TASK PROMPT
Take every line from the material that has the word "Slice" in it.

+++++

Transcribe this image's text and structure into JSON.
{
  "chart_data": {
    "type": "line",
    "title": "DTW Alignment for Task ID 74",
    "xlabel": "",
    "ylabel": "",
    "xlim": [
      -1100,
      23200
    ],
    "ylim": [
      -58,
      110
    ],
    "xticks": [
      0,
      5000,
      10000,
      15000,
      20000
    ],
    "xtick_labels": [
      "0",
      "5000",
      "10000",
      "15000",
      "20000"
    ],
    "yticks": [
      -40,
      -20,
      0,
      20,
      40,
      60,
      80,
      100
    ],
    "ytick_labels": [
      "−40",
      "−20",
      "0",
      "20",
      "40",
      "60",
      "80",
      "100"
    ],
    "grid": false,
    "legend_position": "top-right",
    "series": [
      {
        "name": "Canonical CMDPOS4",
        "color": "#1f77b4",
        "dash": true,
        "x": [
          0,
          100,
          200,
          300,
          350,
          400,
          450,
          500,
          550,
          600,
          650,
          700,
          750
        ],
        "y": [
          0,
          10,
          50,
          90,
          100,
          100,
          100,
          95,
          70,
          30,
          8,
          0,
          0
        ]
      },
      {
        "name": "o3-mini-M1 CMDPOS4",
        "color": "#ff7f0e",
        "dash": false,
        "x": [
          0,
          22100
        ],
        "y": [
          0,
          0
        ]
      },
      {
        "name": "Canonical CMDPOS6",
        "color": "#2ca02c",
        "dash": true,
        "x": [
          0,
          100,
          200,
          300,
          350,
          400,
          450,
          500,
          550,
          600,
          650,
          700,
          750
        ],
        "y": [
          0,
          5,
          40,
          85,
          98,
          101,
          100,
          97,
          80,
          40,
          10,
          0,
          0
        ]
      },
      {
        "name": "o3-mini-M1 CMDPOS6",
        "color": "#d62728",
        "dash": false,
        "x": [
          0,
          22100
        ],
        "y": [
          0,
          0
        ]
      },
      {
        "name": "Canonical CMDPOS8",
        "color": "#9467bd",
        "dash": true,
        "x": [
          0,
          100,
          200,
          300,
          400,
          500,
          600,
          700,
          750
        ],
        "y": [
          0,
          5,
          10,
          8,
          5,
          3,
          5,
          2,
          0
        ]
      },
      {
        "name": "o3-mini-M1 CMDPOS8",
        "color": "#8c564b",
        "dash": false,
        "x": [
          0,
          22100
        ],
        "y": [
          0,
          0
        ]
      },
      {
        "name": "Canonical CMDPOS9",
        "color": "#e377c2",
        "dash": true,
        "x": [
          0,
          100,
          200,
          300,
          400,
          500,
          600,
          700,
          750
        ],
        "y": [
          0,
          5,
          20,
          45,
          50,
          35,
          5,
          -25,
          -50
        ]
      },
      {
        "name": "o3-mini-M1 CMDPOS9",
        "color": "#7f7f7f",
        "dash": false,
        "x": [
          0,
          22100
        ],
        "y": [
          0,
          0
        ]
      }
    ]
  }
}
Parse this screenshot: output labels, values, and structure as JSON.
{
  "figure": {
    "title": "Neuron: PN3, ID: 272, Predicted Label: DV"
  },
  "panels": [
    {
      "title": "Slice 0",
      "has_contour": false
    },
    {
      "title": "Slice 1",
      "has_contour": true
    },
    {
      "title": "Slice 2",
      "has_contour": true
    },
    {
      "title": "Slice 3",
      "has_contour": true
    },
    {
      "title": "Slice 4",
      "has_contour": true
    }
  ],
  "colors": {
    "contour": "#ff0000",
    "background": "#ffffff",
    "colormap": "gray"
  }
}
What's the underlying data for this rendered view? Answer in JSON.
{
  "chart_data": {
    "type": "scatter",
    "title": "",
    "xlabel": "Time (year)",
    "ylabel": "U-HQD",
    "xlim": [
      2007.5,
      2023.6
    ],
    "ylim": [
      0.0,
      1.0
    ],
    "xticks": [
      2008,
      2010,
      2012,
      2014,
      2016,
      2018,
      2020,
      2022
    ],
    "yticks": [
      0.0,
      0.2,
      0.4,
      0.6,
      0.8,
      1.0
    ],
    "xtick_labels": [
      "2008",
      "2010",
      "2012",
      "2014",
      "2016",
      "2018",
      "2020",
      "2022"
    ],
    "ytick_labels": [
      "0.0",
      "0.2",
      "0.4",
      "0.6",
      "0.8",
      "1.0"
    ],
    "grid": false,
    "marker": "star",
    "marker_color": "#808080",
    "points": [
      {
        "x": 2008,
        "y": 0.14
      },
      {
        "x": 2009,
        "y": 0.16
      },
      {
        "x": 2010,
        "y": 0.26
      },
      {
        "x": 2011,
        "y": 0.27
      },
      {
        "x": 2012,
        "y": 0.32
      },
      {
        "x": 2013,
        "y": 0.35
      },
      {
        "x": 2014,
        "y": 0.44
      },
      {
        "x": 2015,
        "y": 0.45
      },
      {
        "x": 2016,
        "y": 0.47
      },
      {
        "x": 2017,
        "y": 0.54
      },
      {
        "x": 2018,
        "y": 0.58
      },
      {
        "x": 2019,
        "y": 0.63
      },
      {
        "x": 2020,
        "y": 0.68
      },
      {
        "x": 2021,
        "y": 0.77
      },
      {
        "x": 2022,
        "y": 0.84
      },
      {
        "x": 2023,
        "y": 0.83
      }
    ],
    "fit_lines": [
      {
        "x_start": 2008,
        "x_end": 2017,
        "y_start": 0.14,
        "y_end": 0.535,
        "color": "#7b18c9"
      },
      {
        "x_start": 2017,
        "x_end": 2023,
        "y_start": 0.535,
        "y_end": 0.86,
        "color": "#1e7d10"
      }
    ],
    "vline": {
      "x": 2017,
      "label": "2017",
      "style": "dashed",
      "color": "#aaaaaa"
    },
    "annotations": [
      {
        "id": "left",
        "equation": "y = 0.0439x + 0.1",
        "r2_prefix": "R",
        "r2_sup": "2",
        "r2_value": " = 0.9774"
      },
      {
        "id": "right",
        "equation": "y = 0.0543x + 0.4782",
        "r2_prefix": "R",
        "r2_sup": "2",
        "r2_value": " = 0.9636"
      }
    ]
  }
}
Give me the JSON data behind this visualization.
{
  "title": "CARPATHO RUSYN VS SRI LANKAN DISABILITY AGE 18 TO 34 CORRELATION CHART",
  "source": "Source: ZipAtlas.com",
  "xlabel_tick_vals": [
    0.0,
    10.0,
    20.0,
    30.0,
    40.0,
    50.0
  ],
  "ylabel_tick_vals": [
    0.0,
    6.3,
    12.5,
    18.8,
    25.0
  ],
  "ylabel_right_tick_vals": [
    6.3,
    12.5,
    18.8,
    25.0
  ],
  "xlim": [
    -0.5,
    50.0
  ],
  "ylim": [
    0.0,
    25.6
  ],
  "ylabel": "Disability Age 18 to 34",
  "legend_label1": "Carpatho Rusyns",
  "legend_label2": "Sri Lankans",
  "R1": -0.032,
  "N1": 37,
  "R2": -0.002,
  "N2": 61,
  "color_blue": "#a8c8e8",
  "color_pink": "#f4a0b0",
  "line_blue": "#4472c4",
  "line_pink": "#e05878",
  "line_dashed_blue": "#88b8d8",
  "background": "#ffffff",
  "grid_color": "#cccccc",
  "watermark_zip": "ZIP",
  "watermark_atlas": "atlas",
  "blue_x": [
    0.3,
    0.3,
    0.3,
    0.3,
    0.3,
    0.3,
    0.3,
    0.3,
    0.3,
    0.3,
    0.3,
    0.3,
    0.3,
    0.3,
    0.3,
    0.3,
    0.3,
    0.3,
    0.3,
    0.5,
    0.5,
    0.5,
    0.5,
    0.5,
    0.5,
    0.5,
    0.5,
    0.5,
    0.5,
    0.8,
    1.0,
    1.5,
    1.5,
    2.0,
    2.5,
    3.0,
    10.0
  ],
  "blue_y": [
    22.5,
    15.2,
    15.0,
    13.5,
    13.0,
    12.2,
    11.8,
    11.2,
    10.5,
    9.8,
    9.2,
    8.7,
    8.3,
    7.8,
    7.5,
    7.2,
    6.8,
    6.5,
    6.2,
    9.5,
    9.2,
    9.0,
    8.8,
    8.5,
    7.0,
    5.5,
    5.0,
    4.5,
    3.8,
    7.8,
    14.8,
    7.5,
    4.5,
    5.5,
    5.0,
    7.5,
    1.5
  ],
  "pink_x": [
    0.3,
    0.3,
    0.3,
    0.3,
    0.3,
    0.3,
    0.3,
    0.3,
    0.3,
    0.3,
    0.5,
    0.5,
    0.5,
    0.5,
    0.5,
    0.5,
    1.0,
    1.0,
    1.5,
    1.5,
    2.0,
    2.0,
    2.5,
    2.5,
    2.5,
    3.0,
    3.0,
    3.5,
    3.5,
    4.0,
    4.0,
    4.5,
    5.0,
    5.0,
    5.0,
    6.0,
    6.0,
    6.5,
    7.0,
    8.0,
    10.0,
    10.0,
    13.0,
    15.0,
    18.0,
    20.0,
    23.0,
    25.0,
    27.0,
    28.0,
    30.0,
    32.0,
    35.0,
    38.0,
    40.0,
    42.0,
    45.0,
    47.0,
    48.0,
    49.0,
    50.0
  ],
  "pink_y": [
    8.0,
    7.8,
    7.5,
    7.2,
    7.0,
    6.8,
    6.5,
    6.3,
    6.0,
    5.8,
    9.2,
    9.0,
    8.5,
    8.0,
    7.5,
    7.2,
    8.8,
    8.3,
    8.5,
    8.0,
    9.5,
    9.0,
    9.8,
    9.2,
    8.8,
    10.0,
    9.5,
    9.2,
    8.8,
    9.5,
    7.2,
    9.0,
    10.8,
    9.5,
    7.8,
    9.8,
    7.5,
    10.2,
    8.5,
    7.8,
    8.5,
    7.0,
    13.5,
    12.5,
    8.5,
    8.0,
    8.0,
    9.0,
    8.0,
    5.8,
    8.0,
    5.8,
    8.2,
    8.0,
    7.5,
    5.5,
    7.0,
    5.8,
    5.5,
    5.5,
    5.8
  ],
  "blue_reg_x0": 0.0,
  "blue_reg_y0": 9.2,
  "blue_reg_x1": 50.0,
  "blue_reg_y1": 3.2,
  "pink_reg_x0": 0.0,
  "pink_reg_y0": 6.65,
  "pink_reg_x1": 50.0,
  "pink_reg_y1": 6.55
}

+++++

RESPONSE FOR THIS EXERCISE
      "title": "Slice 0",
      "title": "Slice 1",
      "title": "Slice 2",
      "title": "Slice 3",
      "title": "Slice 4",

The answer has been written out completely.